Data items:
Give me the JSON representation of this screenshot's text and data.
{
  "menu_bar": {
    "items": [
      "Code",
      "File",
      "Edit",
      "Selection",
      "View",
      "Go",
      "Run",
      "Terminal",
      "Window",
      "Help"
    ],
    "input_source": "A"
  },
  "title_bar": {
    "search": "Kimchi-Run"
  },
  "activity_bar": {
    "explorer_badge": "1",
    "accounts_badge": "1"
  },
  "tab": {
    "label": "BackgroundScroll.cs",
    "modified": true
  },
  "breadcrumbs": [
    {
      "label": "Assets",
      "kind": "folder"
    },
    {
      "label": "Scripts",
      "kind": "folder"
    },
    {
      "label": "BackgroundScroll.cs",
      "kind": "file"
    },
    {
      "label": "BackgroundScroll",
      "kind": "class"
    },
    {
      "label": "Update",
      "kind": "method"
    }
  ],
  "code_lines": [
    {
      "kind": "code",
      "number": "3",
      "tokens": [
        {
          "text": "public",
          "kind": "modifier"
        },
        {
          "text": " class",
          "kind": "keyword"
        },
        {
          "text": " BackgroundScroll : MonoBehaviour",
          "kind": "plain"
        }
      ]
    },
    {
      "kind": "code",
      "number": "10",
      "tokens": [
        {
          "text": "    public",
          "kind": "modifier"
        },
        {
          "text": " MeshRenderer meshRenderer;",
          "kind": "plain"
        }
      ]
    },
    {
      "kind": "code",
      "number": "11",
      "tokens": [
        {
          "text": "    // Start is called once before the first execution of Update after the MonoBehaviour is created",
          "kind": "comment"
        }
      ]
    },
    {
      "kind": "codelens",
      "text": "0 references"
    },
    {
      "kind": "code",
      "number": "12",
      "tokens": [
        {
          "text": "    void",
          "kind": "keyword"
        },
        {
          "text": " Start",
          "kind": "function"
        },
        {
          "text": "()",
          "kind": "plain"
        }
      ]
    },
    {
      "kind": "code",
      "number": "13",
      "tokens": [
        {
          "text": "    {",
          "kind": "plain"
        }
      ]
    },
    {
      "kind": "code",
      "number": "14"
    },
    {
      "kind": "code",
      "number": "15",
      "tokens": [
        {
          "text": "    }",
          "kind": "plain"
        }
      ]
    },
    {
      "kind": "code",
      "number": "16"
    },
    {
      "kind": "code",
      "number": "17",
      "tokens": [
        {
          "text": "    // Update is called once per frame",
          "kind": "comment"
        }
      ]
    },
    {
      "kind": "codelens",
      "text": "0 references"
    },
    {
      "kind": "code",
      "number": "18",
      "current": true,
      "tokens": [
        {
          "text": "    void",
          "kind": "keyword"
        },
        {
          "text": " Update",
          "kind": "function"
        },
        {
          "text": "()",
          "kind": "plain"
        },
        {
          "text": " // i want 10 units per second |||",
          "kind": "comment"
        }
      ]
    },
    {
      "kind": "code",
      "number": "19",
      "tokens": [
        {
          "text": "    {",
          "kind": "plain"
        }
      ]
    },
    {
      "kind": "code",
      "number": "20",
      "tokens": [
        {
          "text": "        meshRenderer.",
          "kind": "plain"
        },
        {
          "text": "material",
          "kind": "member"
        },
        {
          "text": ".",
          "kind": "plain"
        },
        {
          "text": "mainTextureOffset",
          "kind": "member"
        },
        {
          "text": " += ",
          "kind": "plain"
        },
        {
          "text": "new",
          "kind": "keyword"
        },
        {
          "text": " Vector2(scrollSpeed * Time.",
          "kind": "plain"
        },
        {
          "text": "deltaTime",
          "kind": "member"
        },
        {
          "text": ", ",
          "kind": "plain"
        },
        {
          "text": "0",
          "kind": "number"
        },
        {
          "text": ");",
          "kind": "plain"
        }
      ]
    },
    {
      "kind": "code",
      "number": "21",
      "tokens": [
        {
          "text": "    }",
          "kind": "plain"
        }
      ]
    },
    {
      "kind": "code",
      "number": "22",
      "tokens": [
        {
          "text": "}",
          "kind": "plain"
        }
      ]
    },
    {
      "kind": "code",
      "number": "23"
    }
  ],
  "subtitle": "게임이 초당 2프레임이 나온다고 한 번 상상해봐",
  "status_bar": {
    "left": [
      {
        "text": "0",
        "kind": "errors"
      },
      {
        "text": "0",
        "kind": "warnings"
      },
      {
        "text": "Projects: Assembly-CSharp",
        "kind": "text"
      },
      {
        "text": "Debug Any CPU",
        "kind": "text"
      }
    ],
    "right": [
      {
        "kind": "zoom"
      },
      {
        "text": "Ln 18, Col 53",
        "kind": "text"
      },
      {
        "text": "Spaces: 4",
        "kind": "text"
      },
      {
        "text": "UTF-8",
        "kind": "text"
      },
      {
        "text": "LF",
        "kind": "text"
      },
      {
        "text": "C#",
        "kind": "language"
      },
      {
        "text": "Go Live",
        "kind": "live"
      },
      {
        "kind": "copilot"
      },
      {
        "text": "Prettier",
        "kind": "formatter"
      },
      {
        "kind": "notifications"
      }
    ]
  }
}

Task:
Above are the records; copy all of them exactly.

Finished answer:
Give me the JSON representation of this screenshot's text and data.
{
  "menu_bar": {
    "items": [
      "Code",
      "File",
      "Edit",
      "Selection",
      "View",
      "Go",
      "Run",
      "Terminal",
      "Window",
      "Help"
    ],
    "input_source": "A"
  },
  "title_bar": {
    "search": "Kimchi-Run"
  },
  "activity_bar": {
    "explorer_badge": "1",
    "accounts_badge": "1"
  },
  "tab": {
    "label": "BackgroundScroll.cs",
    "modified": true
  },
  "breadcrumbs": [
    {
      "label": "Assets",
      "kind": "folder"
    },
    {
      "label": "Scripts",
      "kind": "folder"
    },
    {
      "label": "BackgroundScroll.cs",
      "kind": "file"
    },
    {
      "label": "BackgroundScroll",
      "kind": "class"
    },
    {
      "label": "Update",
      "kind": "method"
    }
  ],
  "code_lines": [
    {
      "kind": "code",
      "number": "3",
      "tokens": [
        {
          "text": "public",
          "kind": "modifier"
        },
        {
          "text": " class",
          "kind": "keyword"
        },
        {
          "text": " BackgroundScroll : MonoBehaviour",
          "kind": "plain"
        }
      ]
    },
    {
      "kind": "code",
      "number": "10",
      "tokens": [
        {
          "text": "    public",
          "kind": "modifier"
        },
        {
          "text": " MeshRenderer meshRenderer;",
          "kind": "plain"
        }
      ]
    },
    {
      "kind": "code",
      "number": "11",
      "tokens": [
        {
          "text": "    // Start is called once before the first execution of Update after the MonoBehaviour is created",
          "kind": "comment"
        }
      ]
    },
    {
      "kind": "codelens",
      "text": "0 references"
    },
    {
      "kind": "code",
      "number": "12",
      "tokens": [
        {
          "text": "    void",
          "kind": "keyword"
        },
        {
          "text": " Start",
          "kind": "function"
        },
        {
          "text": "()",
          "kind": "plain"
        }
      ]
    },
    {
      "kind": "code",
      "number": "13",
      "tokens": [
        {
          "text": "    {",
          "kind": "plain"
        }
      ]
    },
    {
      "kind": "code",
      "number": "14"
    },
    {
      "kind": "code",
      "number": "15",
      "tokens": [
        {
          "text": "    }",
          "kind": "plain"
        }
      ]
    },
    {
      "kind": "code",
      "number": "16"
    },
    {
      "kind": "code",
      "number": "17",
      "tokens": [
        {
          "text": "    // Update is called once per frame",
          "kind": "comment"
        }
      ]
    },
    {
      "kind": "codelens",
      "text": "0 references"
    },
    {
      "kind": "code",
      "number": "18",
      "current": true,
      "tokens": [
        {
          "text": "    void",
          "kind": "keyword"
        },
        {
          "text": " Update",
          "kind": "function"
        },
        {
          "text": "()",
          "kind": "plain"
        },
        {
          "text": " // i want 10 units per second |||",
          "kind": "comment"
        }
      ]
    },
    {
      "kind": "code",
      "number": "19",
      "tokens": [
        {
          "text": "    {",
          "kind": "plain"
        }
      ]
    },
    {
      "kind": "code",
      "number": "20",
      "tokens": [
        {
          "text": "        meshRenderer.",
          "kind": "plain"
        },
        {
          "text": "material",
          "kind": "member"
        },
        {
          "text": ".",
          "kind": "plain"
        },
        {
          "text": "mainTextureOffset",
          "kind": "member"
        },
        {
          "text": " += ",
          "kind": "plain"
        },
        {
          "text": "new",
          "kind": "keyword"
        },
        {
          "text": " Vector2(scrollSpeed * Time.",
          "kind": "plain"
        },
        {
          "text": "deltaTime",
          "kind": "member"
        },
        {
          "text": ", ",
          "kind": "plain"
        },
        {
          "text": "0",
          "kind": "number"
        },
        {
          "text": ");",
          "kind": "plain"
        }
      ]
    },
    {
      "kind": "code",
      "number": "21",
      "tokens": [
        {
          "text": "    }",
          "kind": "plain"
        }
      ]
    },
    {
      "kind": "code",
      "number": "22",
      "tokens": [
        {
          "text": "}",
          "kind": "plain"
        }
      ]
    },
    {
      "kind": "code",
      "number": "23"
    }
  ],
  "subtitle": "게임이 초당 2프레임이 나온다고 한 번 상상해봐",
  "status_bar": {
    "left": [
      {
        "text": "0",
        "kind": "errors"
      },
      {
        "text": "0",
        "kind": "warnings"
      },
      {
        "text": "Projects: Assembly-CSharp",
        "kind": "text"
      },
      {
        "text": "Debug Any CPU",
        "kind": "text"
      }
    ],
    "right": [
      {
        "kind": "zoom"
      },
      {
        "text": "Ln 18, Col 53",
        "kind": "text"
      },
      {
        "text": "Spaces: 4",
        "kind": "text"
      },
      {
        "text": "UTF-8",
        "kind": "text"
      },
      {
        "text": "LF",
        "kind": "text"
      },
      {
        "text": "C#",
        "kind": "language"
      },
      {
        "text": "Go Live",
        "kind": "live"
      },
      {
        "kind": "copilot"
      },
      {
        "text": "Prettier",
        "kind": "formatter"
      },
      {
        "kind": "notifications"
      }
    ]
  }
}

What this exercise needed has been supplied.